Copy every line that contains the string "JSON" from the entries below.

§ **Records**:
** Begin **

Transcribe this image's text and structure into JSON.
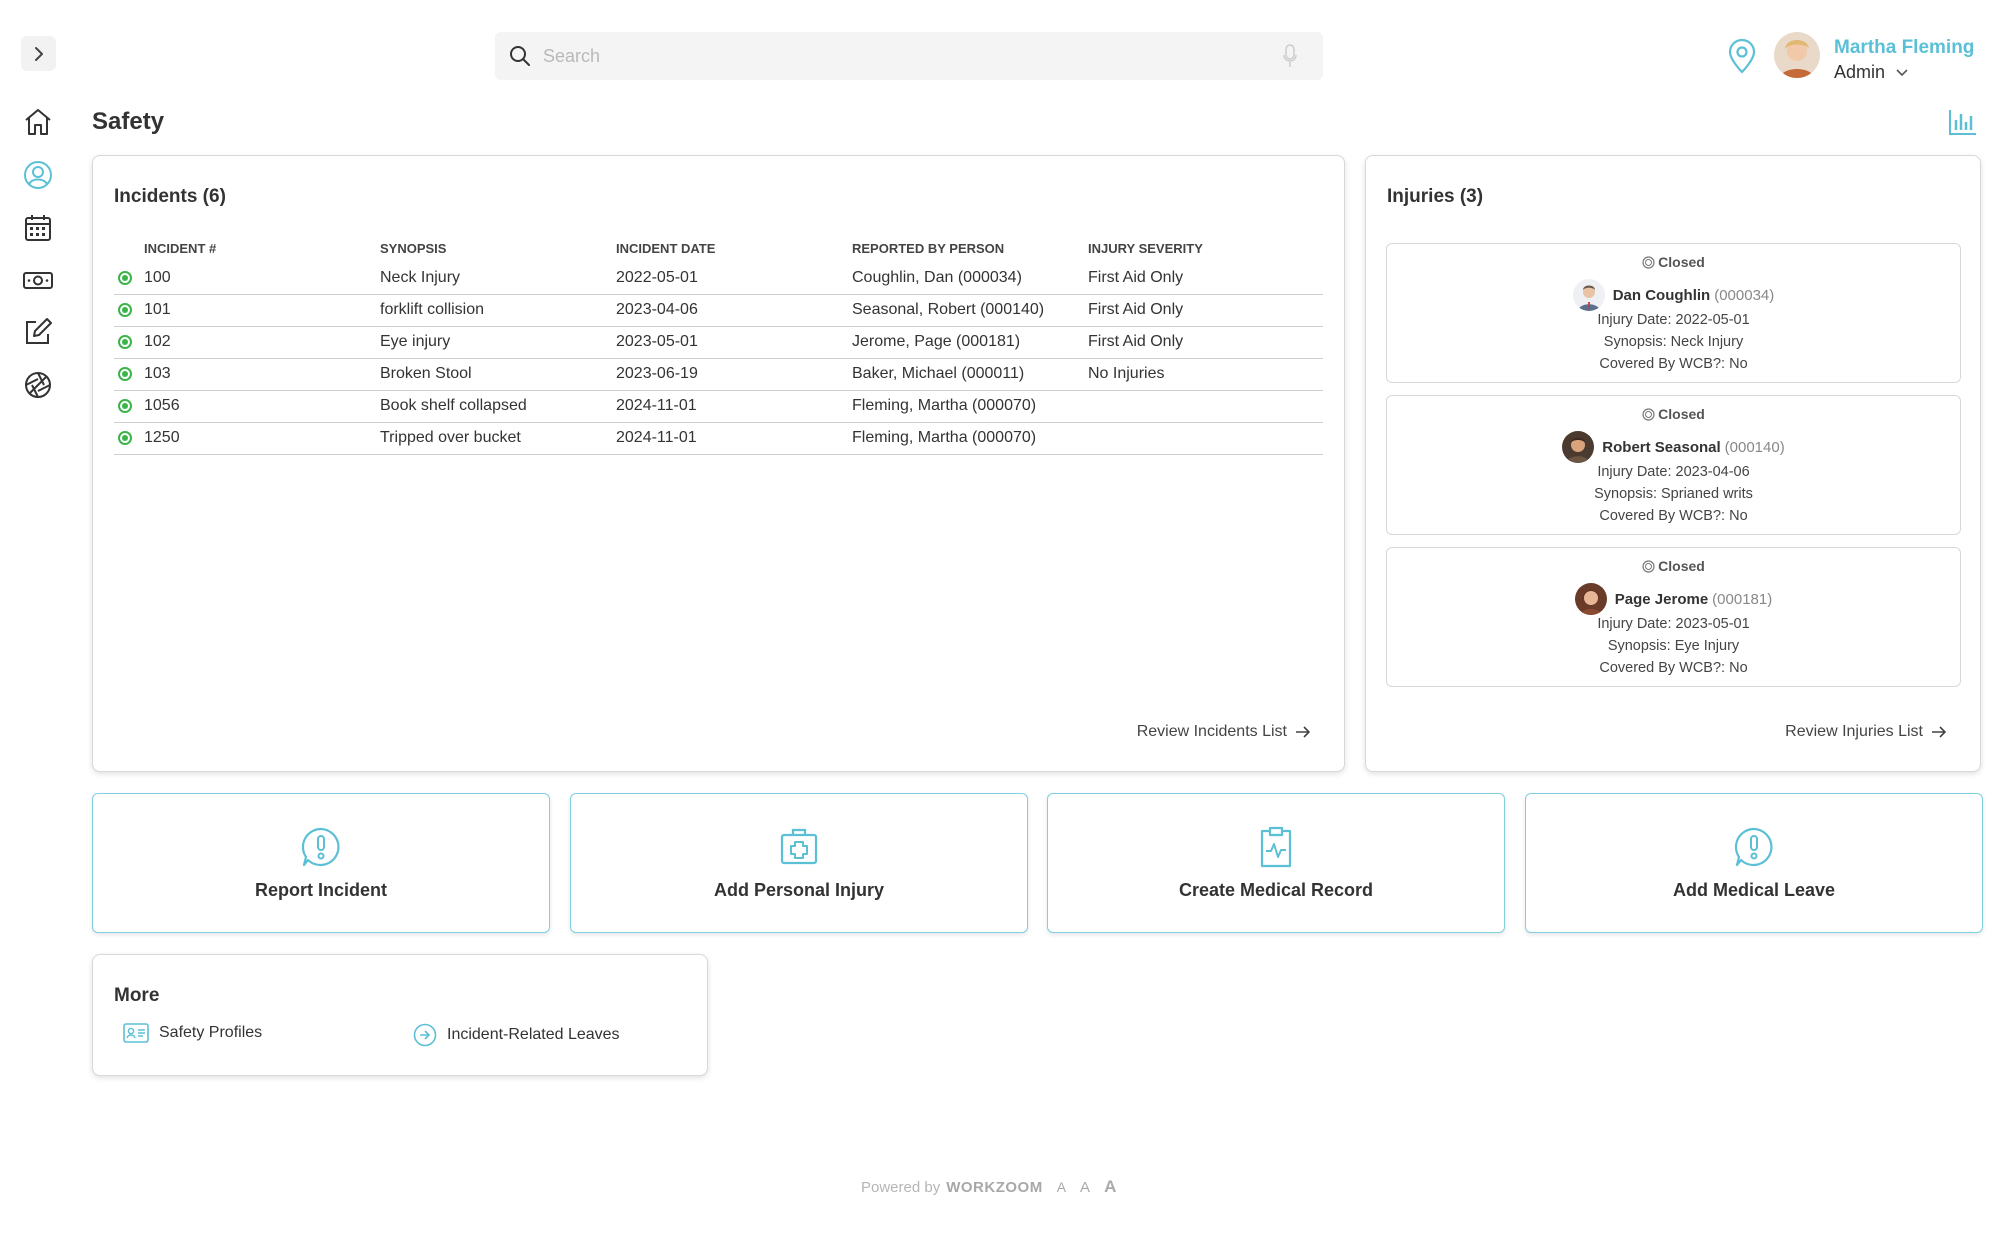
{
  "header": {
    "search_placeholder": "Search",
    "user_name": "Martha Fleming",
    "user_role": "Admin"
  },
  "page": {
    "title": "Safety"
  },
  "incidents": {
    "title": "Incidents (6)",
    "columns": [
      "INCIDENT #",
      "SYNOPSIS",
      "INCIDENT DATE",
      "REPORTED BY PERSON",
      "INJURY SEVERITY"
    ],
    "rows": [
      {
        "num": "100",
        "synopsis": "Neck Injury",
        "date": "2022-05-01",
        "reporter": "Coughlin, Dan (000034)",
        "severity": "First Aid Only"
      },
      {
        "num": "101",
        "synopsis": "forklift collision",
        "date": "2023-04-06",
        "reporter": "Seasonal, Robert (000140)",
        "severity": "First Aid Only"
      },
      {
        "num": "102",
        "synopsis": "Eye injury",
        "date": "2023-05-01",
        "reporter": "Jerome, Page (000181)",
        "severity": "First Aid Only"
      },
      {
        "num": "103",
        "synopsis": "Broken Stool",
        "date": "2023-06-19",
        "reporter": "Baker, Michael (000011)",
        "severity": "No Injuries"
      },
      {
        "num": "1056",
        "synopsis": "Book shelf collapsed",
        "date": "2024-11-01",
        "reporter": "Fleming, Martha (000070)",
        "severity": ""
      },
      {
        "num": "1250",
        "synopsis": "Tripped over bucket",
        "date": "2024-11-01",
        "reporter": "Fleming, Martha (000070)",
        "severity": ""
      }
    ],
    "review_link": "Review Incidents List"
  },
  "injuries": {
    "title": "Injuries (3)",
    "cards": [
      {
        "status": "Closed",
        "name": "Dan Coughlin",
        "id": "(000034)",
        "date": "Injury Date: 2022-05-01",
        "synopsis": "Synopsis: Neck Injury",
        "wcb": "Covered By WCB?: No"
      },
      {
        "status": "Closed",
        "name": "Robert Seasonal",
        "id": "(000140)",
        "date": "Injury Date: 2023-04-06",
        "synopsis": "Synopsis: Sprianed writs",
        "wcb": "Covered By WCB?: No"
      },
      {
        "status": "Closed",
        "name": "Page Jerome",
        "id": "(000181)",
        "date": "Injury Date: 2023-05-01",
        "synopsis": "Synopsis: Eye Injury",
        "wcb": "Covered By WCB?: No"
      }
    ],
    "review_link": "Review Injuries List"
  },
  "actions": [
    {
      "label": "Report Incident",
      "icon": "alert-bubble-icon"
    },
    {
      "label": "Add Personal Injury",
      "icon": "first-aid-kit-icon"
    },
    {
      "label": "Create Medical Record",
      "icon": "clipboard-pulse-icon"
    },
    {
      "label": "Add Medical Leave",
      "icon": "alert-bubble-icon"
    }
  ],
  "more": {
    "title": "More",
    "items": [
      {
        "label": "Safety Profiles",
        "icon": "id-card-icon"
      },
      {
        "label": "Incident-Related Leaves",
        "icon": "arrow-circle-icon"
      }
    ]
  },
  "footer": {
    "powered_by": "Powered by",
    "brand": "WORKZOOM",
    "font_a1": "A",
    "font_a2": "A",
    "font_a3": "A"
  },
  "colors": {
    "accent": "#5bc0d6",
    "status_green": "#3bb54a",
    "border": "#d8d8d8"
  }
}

** End **
** Begin **

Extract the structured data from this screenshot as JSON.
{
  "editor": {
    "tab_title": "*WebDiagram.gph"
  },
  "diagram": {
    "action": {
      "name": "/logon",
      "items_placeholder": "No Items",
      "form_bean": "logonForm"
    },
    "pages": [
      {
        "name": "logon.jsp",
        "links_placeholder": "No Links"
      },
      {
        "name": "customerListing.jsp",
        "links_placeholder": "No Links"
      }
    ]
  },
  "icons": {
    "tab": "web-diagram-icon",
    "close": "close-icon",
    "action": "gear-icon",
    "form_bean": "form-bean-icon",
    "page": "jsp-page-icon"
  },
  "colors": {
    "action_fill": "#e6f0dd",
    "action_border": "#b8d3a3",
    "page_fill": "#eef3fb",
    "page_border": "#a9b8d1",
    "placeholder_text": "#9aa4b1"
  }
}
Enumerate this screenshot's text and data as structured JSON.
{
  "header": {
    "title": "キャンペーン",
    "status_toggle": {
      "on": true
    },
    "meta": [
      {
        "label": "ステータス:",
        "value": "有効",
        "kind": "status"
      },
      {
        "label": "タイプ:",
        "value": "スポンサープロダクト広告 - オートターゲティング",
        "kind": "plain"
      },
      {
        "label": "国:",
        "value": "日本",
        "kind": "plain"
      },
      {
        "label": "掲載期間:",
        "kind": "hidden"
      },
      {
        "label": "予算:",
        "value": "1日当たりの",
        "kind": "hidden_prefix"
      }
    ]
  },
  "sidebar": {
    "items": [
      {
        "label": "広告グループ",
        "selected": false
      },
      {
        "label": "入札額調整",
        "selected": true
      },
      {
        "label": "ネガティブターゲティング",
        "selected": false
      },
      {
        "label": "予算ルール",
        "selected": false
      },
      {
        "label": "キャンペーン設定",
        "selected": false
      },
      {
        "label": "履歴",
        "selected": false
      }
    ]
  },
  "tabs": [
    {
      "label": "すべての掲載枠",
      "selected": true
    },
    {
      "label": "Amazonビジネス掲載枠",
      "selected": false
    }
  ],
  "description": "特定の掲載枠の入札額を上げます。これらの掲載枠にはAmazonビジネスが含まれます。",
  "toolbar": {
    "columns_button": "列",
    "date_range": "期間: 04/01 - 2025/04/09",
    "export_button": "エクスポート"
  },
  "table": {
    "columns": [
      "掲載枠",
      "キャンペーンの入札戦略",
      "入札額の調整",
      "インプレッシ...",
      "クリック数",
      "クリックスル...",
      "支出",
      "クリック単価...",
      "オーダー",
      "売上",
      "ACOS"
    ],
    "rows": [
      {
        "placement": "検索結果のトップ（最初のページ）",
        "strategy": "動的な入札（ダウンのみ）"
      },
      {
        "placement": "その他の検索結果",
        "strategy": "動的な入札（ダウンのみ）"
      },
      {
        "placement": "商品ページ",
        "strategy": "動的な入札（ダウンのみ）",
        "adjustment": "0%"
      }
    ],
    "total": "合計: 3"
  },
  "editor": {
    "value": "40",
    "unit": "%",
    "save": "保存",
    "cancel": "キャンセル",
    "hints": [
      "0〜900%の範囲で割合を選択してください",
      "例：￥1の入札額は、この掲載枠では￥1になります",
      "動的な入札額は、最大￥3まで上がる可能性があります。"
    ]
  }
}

** End **

§ **Expected output**:
Transcribe this image's text and structure into JSON.
Extract the structured data from this screenshot as JSON.
Enumerate this screenshot's text and data as structured JSON.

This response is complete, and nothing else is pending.